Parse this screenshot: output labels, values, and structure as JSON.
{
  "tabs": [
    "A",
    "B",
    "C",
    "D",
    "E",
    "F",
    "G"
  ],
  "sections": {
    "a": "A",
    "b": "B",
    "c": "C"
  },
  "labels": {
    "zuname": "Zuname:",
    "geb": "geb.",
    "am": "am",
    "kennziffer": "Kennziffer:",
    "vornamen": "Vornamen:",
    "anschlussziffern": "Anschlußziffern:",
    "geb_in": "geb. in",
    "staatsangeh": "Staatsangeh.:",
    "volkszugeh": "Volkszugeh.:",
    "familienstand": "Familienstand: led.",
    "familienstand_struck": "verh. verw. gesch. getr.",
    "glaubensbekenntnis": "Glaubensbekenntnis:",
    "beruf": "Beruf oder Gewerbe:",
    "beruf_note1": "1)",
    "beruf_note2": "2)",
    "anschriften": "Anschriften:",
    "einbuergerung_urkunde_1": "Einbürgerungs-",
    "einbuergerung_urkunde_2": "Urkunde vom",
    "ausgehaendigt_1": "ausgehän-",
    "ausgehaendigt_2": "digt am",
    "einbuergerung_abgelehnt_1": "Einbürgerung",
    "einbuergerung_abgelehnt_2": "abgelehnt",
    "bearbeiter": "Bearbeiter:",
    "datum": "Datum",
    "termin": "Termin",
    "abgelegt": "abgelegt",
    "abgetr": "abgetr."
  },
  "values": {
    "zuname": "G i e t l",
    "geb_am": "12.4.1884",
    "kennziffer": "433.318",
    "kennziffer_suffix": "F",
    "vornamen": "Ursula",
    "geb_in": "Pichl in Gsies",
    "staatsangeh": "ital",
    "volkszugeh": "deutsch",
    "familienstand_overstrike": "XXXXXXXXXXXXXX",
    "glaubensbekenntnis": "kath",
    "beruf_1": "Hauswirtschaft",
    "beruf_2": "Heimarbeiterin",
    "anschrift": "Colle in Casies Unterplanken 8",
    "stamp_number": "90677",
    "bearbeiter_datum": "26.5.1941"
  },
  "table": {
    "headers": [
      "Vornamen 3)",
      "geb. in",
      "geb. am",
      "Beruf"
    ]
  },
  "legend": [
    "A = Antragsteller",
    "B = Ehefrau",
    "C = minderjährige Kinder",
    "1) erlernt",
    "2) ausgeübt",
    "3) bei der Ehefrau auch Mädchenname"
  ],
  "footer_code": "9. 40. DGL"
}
· · · · · · ·
** WHAT IS EXPECTED **
The listing above should be transcribed in full, exactly as written.

** CORRECT RESULT **
Parse this screenshot: output labels, values, and structure as JSON.
{
  "tabs": [
    "A",
    "B",
    "C",
    "D",
    "E",
    "F",
    "G"
  ],
  "sections": {
    "a": "A",
    "b": "B",
    "c": "C"
  },
  "labels": {
    "zuname": "Zuname:",
    "geb": "geb.",
    "am": "am",
    "kennziffer": "Kennziffer:",
    "vornamen": "Vornamen:",
    "anschlussziffern": "Anschlußziffern:",
    "geb_in": "geb. in",
    "staatsangeh": "Staatsangeh.:",
    "volkszugeh": "Volkszugeh.:",
    "familienstand": "Familienstand: led.",
    "familienstand_struck": "verh. verw. gesch. getr.",
    "glaubensbekenntnis": "Glaubensbekenntnis:",
    "beruf": "Beruf oder Gewerbe:",
    "beruf_note1": "1)",
    "beruf_note2": "2)",
    "anschriften": "Anschriften:",
    "einbuergerung_urkunde_1": "Einbürgerungs-",
    "einbuergerung_urkunde_2": "Urkunde vom",
    "ausgehaendigt_1": "ausgehän-",
    "ausgehaendigt_2": "digt am",
    "einbuergerung_abgelehnt_1": "Einbürgerung",
    "einbuergerung_abgelehnt_2": "abgelehnt",
    "bearbeiter": "Bearbeiter:",
    "datum": "Datum",
    "termin": "Termin",
    "abgelegt": "abgelegt",
    "abgetr": "abgetr."
  },
  "values": {
    "zuname": "G i e t l",
    "geb_am": "12.4.1884",
    "kennziffer": "433.318",
    "kennziffer_suffix": "F",
    "vornamen": "Ursula",
    "geb_in": "Pichl in Gsies",
    "staatsangeh": "ital",
    "volkszugeh": "deutsch",
    "familienstand_overstrike": "XXXXXXXXXXXXXX",
    "glaubensbekenntnis": "kath",
    "beruf_1": "Hauswirtschaft",
    "beruf_2": "Heimarbeiterin",
    "anschrift": "Colle in Casies Unterplanken 8",
    "stamp_number": "90677",
    "bearbeiter_datum": "26.5.1941"
  },
  "table": {
    "headers": [
      "Vornamen 3)",
      "geb. in",
      "geb. am",
      "Beruf"
    ]
  },
  "legend": [
    "A = Antragsteller",
    "B = Ehefrau",
    "C = minderjährige Kinder",
    "1) erlernt",
    "2) ausgeübt",
    "3) bei der Ehefrau auch Mädchenname"
  ],
  "footer_code": "9. 40. DGL"
}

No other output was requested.